>>>>>

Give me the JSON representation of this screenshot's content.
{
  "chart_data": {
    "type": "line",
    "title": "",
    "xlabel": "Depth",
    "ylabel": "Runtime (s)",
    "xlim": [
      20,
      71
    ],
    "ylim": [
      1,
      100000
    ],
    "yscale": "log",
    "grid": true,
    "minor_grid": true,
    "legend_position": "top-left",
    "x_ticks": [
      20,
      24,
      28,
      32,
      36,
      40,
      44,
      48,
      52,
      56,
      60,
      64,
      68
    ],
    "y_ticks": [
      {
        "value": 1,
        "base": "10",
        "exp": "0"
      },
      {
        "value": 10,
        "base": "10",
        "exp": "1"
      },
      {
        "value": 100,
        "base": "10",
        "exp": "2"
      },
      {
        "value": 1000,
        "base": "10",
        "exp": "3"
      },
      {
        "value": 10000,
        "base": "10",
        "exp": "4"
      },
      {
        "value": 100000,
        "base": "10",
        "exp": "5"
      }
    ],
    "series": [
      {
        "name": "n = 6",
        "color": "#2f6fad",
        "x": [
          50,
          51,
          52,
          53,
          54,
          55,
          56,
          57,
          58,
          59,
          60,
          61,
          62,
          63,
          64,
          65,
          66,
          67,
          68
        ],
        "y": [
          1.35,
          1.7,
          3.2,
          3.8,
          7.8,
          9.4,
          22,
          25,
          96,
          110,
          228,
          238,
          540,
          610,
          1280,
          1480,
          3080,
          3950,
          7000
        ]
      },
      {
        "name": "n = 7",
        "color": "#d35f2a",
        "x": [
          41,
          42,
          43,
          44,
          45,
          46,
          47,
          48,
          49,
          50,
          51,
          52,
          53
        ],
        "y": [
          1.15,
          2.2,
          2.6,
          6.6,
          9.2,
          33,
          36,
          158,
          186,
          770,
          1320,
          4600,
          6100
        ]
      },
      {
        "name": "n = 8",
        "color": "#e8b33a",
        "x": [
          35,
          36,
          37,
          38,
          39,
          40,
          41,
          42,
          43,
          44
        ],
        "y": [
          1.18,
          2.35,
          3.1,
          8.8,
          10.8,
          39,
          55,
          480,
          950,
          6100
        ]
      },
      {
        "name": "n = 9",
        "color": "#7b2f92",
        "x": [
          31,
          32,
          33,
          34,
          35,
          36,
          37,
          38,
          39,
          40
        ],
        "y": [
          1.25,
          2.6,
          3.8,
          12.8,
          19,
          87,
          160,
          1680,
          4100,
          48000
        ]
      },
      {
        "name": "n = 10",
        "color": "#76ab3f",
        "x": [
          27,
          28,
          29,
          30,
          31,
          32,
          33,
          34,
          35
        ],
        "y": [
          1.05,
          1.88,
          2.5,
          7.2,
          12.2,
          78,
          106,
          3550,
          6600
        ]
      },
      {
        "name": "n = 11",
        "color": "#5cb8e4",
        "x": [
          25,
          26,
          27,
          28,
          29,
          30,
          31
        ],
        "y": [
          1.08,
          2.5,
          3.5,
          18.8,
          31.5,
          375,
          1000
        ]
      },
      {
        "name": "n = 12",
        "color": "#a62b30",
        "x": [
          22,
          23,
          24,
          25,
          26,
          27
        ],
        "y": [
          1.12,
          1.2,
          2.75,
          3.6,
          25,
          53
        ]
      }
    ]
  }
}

<<<<<

> **The exercise**: Each line holding the word "color" counts once; report the total and nothing else.

> **Answer to this problem**: 7